In the entries that follow, how many lines hold the string "validation"? Give only that number.

━━━ RECORD EXCERPTS

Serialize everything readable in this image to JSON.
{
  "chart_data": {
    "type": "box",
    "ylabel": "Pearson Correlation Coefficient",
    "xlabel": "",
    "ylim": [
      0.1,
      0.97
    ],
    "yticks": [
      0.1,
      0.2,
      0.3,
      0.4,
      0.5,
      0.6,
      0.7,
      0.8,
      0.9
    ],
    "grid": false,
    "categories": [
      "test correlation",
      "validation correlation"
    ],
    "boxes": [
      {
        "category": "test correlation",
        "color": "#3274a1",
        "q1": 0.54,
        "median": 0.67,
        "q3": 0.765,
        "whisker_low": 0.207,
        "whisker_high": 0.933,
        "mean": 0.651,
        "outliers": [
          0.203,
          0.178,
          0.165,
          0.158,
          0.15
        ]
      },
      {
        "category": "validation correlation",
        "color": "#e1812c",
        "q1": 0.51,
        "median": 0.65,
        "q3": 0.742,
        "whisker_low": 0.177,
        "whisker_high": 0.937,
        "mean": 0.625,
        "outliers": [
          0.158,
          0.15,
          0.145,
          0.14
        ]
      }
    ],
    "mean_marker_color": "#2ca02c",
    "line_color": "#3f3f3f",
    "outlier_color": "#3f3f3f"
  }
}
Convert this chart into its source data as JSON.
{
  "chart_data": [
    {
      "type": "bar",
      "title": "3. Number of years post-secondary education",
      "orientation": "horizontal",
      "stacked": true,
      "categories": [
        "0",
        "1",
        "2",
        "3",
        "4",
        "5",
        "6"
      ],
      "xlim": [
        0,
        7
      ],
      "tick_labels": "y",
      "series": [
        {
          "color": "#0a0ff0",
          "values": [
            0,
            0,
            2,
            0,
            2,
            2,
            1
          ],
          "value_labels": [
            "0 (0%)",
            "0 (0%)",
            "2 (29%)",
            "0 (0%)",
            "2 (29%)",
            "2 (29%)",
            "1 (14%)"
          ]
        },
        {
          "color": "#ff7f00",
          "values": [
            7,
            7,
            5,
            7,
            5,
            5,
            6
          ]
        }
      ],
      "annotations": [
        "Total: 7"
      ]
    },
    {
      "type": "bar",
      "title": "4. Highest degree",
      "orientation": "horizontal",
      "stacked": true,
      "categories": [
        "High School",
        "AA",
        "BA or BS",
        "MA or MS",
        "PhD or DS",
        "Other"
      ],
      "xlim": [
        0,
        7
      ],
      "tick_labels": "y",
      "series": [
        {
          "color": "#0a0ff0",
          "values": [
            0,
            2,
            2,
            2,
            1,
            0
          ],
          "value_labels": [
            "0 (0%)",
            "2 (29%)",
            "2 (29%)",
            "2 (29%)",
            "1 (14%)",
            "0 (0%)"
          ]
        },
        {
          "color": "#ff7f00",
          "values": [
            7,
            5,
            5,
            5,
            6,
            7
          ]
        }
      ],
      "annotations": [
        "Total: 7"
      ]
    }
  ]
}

━━━━━━

• **FULL RESPONSE**
2